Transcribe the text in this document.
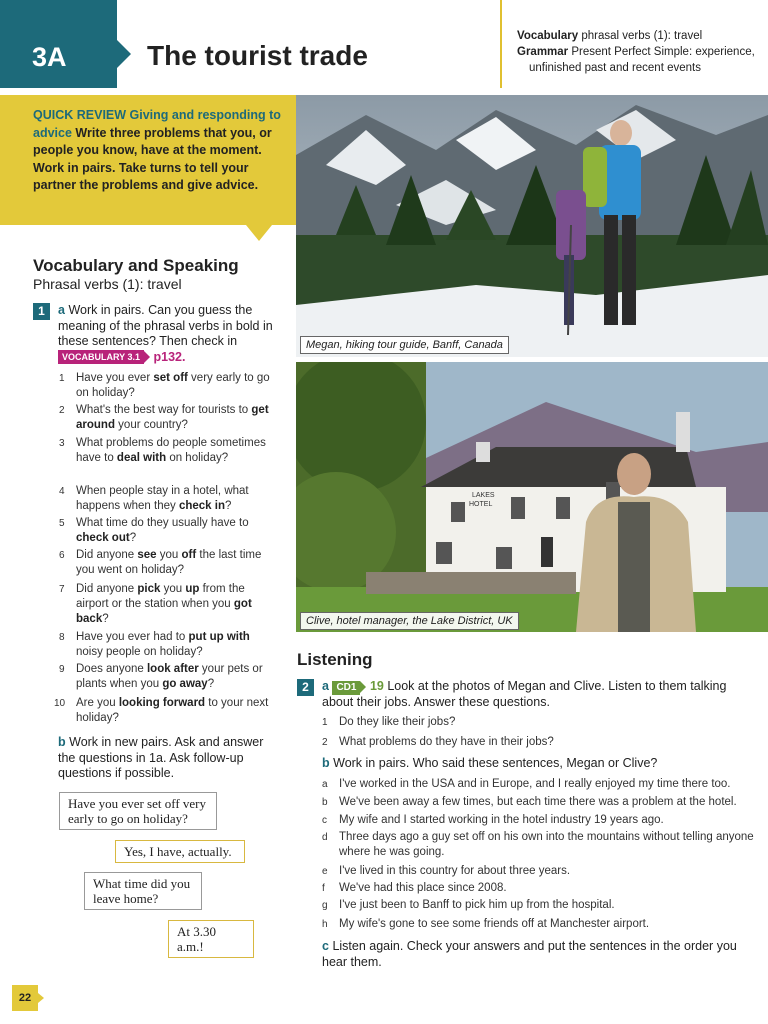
3A	The tourist trade
Vocabulary phrasal verbs (1): travel
Grammar Present Perfect Simple: experience,
unfinished past and recent events
QUICK REVIEW Giving and responding to advice Write three problems that you, or people you know, have at the moment. Work in pairs. Take turns to tell your partner the problems and give advice.
Vocabulary and Speaking
Phrasal verbs (1): travel
1	a Work in pairs. Can you guess the meaning of the phrasal verbs in bold in these sentences? Then check in VOCABULARY 3.1 p132.
1 Have you ever set off very early to go on holiday?
2 What's the best way for tourists to get around your country?
3 What problems do people sometimes have to deal with on holiday?
4 When people stay in a hotel, what happens when they check in?
5 What time do they usually have to check out?
6 Did anyone see you off the last time you went on holiday?
7 Did anyone pick you up from the airport or the station when you got back?
8 Have you ever had to put up with noisy people on holiday?
9 Does anyone look after your pets or plants when you go away?
10 Are you looking forward to your next holiday?
b Work in new pairs. Ask and answer the questions in 1a. Ask follow-up questions if possible.
Have you ever set off very early to go on holiday?
Yes, I have, actually.
What time did you leave home?
At 3.30 a.m.!
Megan, hiking tour guide, Banff, Canada
LAKES
HOTEL
Clive, hotel manager, the Lake District, UK
Listening
2	a CD1 19 Look at the photos of Megan and Clive. Listen to them talking about their jobs. Answer these questions.
1 Do they like their jobs?
2 What problems do they have in their jobs?
b Work in pairs. Who said these sentences, Megan or Clive?
a I've worked in the USA and in Europe, and I really enjoyed my time there too.
b We've been away a few times, but each time there was a problem at the hotel.
c My wife and I started working in the hotel industry 19 years ago.
d Three days ago a guy set off on his own into the mountains without telling anyone where he was going.
e I've lived in this country for about three years.
f We've had this place since 2008.
g I've just been to Banff to pick him up from the hospital.
h My wife's gone to see some friends off at Manchester airport.
c Listen again. Check your answers and put the sentences in the order you hear them.
22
■ ■ ■
_WORK TO BE COMPLETED_
All of the material above is to be copied exactly, except for its images.

_RESULT_
Transcribe the text in this document.
3A	The tourist trade
Vocabulary phrasal verbs (1): travel
Grammar Present Perfect Simple: experience,
unfinished past and recent events
QUICK REVIEW Giving and responding to advice Write three problems that you, or people you know, have at the moment. Work in pairs. Take turns to tell your partner the problems and give advice.
Vocabulary and Speaking
Phrasal verbs (1): travel
1	a Work in pairs. Can you guess the meaning of the phrasal verbs in bold in these sentences? Then check in VOCABULARY 3.1 p132.
1 Have you ever set off very early to go on holiday?
2 What's the best way for tourists to get around your country?
3 What problems do people sometimes have to deal with on holiday?
4 When people stay in a hotel, what happens when they check in?
5 What time do they usually have to check out?
6 Did anyone see you off the last time you went on holiday?
7 Did anyone pick you up from the airport or the station when you got back?
8 Have you ever had to put up with noisy people on holiday?
9 Does anyone look after your pets or plants when you go away?
10 Are you looking forward to your next holiday?
b Work in new pairs. Ask and answer the questions in 1a. Ask follow-up questions if possible.
Have you ever set off very early to go on holiday?
Yes, I have, actually.
What time did you leave home?
At 3.30 a.m.!
Megan, hiking tour guide, Banff, Canada
LAKES
HOTEL
Clive, hotel manager, the Lake District, UK
Listening
2	a CD1 19 Look at the photos of Megan and Clive. Listen to them talking about their jobs. Answer these questions.
1 Do they like their jobs?
2 What problems do they have in their jobs?
b Work in pairs. Who said these sentences, Megan or Clive?
a I've worked in the USA and in Europe, and I really enjoyed my time there too.
b We've been away a few times, but each time there was a problem at the hotel.
c My wife and I started working in the hotel industry 19 years ago.
d Three days ago a guy set off on his own into the mountains without telling anyone where he was going.
e I've lived in this country for about three years.
f We've had this place since 2008.
g I've just been to Banff to pick him up from the hospital.
h My wife's gone to see some friends off at Manchester airport.
c Listen again. Check your answers and put the sentences in the order you hear them.
22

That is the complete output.